*Teks Halaman*:
╔══

Lihat ke Halaman Asli

Ariyani Na

TERVERIFIKASI

ibu rumah tangga

Menahan Hati untuk Menjaga Periuk Nasi

Diperbarui: 10 Februari 2016   13:04

Kompasiana adalah platform blog. Konten ini menjadi tanggung jawab bloger dan tidak mewakili pandangan redaksi Kompas.

Tulisan ini terinsiprasi dari komentar seorang Kompasianer Sepuh  yang ada di artikel Kisah Pilu Driver GoJek vs Customer, demikian,

“Benernya sih, sikap "menahan-hati" itu akan selalu terjumpai di setiap profesi yang "dianggap-rendah" oleh sesamanya, bang..... Pada penjual nasi goreng yg dianggap konsumennya menjual nasi gak enak. pada pemilik toko kelontong yang dimaki konsumennya. Pada kontraktor yg bertemu pemilik rumah yg enggan membayar, pada rekanan yg mesti meladeni kebutuhan pejabat yg aneh2. Dan....... pada mahasiswa yg menghadap dosennya .......... Tapi itulah seninya hidup. hihihi Pekerja sosial semisal Ketua RT atau ketua DKM pun harus siap menerima perlakuan seperti itu ...... Bravo, bang!”

Saya tertarik dengan kalimat “menahan hati akan selalu dijumpai di setiap profesi yang dianggap rendah oleh sesamanya.” Dan menurut saya bukan hanya profesi yang dianggap rendah tetapi hampir pada semua profesi.

Prinsip bahwa pembeli adalah raja seringkali dijadikan alasan untuk seorang pembeli, baik barang ataupun jasa, boleh bersikap semaunya dan tidak peduli ‘nasib’ maupun perasaan si penjual barang ataupun jasa.  Yang muncul dalam pikiran pembeli mungkin kalimat seperti ini “Saya mau kasih rejeki kok, kenapa harus jadi saya yang susah?” atau dengan kata lain “Saya mau kasih rejeki kok, kenapa dipersulit?”  

Bagi yang tidak berada diposisi penjual, membaca cerita yang dituliskan pada artikel kisah pilu driver gojek, pasti akan langsung merespon bahwa pembeli-pembeli seperti itu harus diberi ‘pelajaran’, namun bagi penulis cerita yang bertindak sebagai penjual jasa tentu tidak dapat berlaku demikian, karena disana ada PERIUK NASI yang tetap harus dijaga, agar keluarganya tetap dapat makan kenyang.

╚══

*Tujuan Latihan*: Lanjutkan tulisan di atas tentang menahan hati demi menjaga periuk nasi, dimulai tepat setelah kalimat terakhirnya.

*Data Tersedia*:
╔══

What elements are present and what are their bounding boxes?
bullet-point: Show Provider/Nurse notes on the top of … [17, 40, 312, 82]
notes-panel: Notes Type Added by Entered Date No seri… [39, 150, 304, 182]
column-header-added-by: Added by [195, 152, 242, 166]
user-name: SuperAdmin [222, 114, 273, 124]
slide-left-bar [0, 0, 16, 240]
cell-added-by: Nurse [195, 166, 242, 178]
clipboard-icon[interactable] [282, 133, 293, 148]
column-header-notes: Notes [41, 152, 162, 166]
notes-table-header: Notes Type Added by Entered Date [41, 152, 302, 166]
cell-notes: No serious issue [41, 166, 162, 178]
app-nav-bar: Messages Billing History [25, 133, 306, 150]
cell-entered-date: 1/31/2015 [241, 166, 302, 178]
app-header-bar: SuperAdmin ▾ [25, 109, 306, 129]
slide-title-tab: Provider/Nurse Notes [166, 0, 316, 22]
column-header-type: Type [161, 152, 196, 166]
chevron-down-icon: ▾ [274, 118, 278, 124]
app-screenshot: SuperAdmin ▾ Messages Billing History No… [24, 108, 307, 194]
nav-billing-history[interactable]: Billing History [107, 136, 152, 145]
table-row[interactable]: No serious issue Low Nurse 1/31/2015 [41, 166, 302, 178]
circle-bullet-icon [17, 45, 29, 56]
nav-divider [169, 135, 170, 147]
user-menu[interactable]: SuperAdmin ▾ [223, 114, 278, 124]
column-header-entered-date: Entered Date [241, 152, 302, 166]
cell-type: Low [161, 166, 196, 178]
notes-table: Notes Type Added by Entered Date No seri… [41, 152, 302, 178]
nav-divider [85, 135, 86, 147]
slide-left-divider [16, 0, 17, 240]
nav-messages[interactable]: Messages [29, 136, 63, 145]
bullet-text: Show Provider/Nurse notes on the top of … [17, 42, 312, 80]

╚══

*Jawaban Benar*:
Sama seperti cerita seorang pedagang kelontong yang sudah bertahun-tahun berjualan, kemudian baru-baru ini dibantu anaknya berjualan. Pengalaman bertahun-tahun si pedagang ini menghadapi pembeli tentu tidak serta merta dapat langsung diikuti oleh si anak, sehingga tidak jarang pedagang ini mengingatkan si anak untuk menurunkan nada suara saat meminta pembeli untuk sabar antri dilayani.

Perasaan kesal bercampur marah tentu akan hadir saat berhadapan dengan pembeli yang bersikap semaunya, tetapi demi menjaga suasana dan kelangsunganan usaha/pekerjaan, tentu perasaan itu tidak akan diungkapkan secara langsung dihadapan orang tersebut, melainkan akan berusaha meredam marah dan bersabar menghadapinya, dan ini yang saya anggap sebagai kemampuan MENAHAN HATI agar tidak merasa sakit hati.

Bukan hanya terjadi di profesi yang berhadapan langsung dengan konsumen, di lingkungan perkantoran juga sering kita jumpai prilaku ‘akulah raja’ sehingga merasa harus di nomor satukan dan tidak boleh ada penolakkan, contoh seorang bagian marketing yang marah-marah pada bagian operation hanya karena ada aplikasi nasabah bernilai ratusan juta yang harus ditolak karena tidak memenuhi persyaratan umum.  

Tidak semua orang mampu menahan hati saat berhadapan dengan kondisi-kondisi yang tidak enak seperti yang diceritakan driver gojek tersebut, terutama bagi orang yang belum berpengalaman menghadapi hal-hal tersebut, perlu proses belajar untuk ‘meluaskan hati’ menerima perlakuan yang mungkin dapat disebut sebagai ‘tindakan yang merendahkan.’

Pengalaman berhadapan dengan pembeli atau pengguna jasa yang memaksa kita ‘menahan hati’ akan membuat kita lebih dapat menghargai orang dengan profesi lain yang mirip atau bahkan profesi yang dianggap lebih rendah sekalipun. Selain itu, pengalaman tersebut akan membuat kita lebih pintar mengenal karakter pembeli dan sudah memiliki ‘jurus’ untuk bagaimana menghadapinya.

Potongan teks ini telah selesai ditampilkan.